┏━━

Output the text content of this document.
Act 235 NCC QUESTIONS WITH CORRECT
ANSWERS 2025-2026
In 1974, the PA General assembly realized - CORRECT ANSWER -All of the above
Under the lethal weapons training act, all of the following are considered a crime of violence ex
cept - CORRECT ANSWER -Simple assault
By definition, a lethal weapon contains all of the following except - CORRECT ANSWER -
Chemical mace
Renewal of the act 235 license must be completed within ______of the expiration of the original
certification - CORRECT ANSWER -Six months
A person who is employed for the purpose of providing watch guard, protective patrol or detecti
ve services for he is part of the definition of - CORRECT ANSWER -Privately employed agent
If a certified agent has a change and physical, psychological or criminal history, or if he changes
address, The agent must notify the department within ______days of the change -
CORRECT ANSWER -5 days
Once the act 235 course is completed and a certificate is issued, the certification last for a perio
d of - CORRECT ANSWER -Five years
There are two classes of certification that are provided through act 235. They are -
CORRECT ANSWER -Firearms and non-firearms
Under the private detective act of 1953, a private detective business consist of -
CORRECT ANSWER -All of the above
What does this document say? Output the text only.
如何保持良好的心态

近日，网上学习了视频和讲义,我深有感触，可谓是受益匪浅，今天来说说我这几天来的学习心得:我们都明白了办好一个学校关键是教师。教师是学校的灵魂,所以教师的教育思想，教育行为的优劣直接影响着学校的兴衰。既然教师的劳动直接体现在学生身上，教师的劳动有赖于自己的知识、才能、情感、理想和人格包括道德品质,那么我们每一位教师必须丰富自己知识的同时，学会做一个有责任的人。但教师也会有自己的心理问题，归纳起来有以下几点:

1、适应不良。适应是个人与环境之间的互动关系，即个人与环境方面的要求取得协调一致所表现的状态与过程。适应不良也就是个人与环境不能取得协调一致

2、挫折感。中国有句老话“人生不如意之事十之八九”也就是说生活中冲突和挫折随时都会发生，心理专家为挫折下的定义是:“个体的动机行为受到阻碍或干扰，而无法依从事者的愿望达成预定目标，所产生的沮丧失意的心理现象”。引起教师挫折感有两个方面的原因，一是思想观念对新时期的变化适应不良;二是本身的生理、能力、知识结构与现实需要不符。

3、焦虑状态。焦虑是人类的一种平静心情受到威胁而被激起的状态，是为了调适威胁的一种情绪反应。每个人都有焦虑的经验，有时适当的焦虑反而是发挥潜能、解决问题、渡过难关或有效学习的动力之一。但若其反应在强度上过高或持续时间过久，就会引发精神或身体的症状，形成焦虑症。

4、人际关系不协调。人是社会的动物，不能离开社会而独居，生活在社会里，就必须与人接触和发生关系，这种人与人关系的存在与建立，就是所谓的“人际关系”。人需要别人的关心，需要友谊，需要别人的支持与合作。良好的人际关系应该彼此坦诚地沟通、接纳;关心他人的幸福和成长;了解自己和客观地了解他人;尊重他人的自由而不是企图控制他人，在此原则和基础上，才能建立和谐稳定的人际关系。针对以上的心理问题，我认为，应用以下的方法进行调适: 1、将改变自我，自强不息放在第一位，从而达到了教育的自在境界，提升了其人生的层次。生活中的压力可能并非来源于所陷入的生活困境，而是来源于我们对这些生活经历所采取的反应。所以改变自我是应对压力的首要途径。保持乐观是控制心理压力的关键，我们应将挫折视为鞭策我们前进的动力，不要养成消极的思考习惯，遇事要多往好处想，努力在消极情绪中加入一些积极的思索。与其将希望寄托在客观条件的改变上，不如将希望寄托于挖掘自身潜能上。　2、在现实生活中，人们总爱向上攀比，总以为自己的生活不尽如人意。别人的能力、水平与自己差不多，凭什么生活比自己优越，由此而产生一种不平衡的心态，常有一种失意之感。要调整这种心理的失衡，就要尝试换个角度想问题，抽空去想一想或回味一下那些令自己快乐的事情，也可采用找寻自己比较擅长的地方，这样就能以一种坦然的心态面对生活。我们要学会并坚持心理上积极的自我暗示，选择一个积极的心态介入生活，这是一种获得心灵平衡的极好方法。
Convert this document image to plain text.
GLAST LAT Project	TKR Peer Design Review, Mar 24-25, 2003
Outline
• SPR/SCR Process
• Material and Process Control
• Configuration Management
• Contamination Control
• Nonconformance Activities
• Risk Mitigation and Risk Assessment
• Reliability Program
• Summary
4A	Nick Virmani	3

┗━━

Provide an exact reproduction of all the entries shown above.

# RESULT
Output the text content of this document.
Act 235 NCC QUESTIONS WITH CORRECT
ANSWERS 2025-2026
In 1974, the PA General assembly realized - CORRECT ANSWER -All of the above
Under the lethal weapons training act, all of the following are considered a crime of violence ex
cept - CORRECT ANSWER -Simple assault
By definition, a lethal weapon contains all of the following except - CORRECT ANSWER -
Chemical mace
Renewal of the act 235 license must be completed within ______of the expiration of the original
certification - CORRECT ANSWER -Six months
A person who is employed for the purpose of providing watch guard, protective patrol or detecti
ve services for he is part of the definition of - CORRECT ANSWER -Privately employed agent
If a certified agent has a change and physical, psychological or criminal history, or if he changes
address, The agent must notify the department within ______days of the change -
CORRECT ANSWER -5 days
Once the act 235 course is completed and a certificate is issued, the certification last for a perio
d of - CORRECT ANSWER -Five years
There are two classes of certification that are provided through act 235. They are -
CORRECT ANSWER -Firearms and non-firearms
Under the private detective act of 1953, a private detective business consist of -
CORRECT ANSWER -All of the above
What does this document say? Output the text only.
如何保持良好的心态

近日，网上学习了视频和讲义,我深有感触，可谓是受益匪浅，今天来说说我这几天来的学习心得:我们都明白了办好一个学校关键是教师。教师是学校的灵魂,所以教师的教育思想，教育行为的优劣直接影响着学校的兴衰。既然教师的劳动直接体现在学生身上，教师的劳动有赖于自己的知识、才能、情感、理想和人格包括道德品质,那么我们每一位教师必须丰富自己知识的同时，学会做一个有责任的人。但教师也会有自己的心理问题，归纳起来有以下几点:

1、适应不良。适应是个人与环境之间的互动关系，即个人与环境方面的要求取得协调一致所表现的状态与过程。适应不良也就是个人与环境不能取得协调一致

2、挫折感。中国有句老话“人生不如意之事十之八九”也就是说生活中冲突和挫折随时都会发生，心理专家为挫折下的定义是:“个体的动机行为受到阻碍或干扰，而无法依从事者的愿望达成预定目标，所产生的沮丧失意的心理现象”。引起教师挫折感有两个方面的原因，一是思想观念对新时期的变化适应不良;二是本身的生理、能力、知识结构与现实需要不符。

3、焦虑状态。焦虑是人类的一种平静心情受到威胁而被激起的状态，是为了调适威胁的一种情绪反应。每个人都有焦虑的经验，有时适当的焦虑反而是发挥潜能、解决问题、渡过难关或有效学习的动力之一。但若其反应在强度上过高或持续时间过久，就会引发精神或身体的症状，形成焦虑症。

4、人际关系不协调。人是社会的动物，不能离开社会而独居，生活在社会里，就必须与人接触和发生关系，这种人与人关系的存在与建立，就是所谓的“人际关系”。人需要别人的关心，需要友谊，需要别人的支持与合作。良好的人际关系应该彼此坦诚地沟通、接纳;关心他人的幸福和成长;了解自己和客观地了解他人;尊重他人的自由而不是企图控制他人，在此原则和基础上，才能建立和谐稳定的人际关系。针对以上的心理问题，我认为，应用以下的方法进行调适: 1、将改变自我，自强不息放在第一位，从而达到了教育的自在境界，提升了其人生的层次。生活中的压力可能并非来源于所陷入的生活困境，而是来源于我们对这些生活经历所采取的反应。所以改变自我是应对压力的首要途径。保持乐观是控制心理压力的关键，我们应将挫折视为鞭策我们前进的动力，不要养成消极的思考习惯，遇事要多往好处想，努力在消极情绪中加入一些积极的思索。与其将希望寄托在客观条件的改变上，不如将希望寄托于挖掘自身潜能上。　2、在现实生活中，人们总爱向上攀比，总以为自己的生活不尽如人意。别人的能力、水平与自己差不多，凭什么生活比自己优越，由此而产生一种不平衡的心态，常有一种失意之感。要调整这种心理的失衡，就要尝试换个角度想问题，抽空去想一想或回味一下那些令自己快乐的事情，也可采用找寻自己比较擅长的地方，这样就能以一种坦然的心态面对生活。我们要学会并坚持心理上积极的自我暗示，选择一个积极的心态介入生活，这是一种获得心灵平衡的极好方法。
Convert this document image to plain text.
GLAST LAT Project	TKR Peer Design Review, Mar 24-25, 2003
Outline
• SPR/SCR Process
• Material and Process Control
• Configuration Management
• Contamination Control
• Nonconformance Activities
• Risk Mitigation and Risk Assessment
• Reliability Program
• Summary
4A	Nick Virmani	3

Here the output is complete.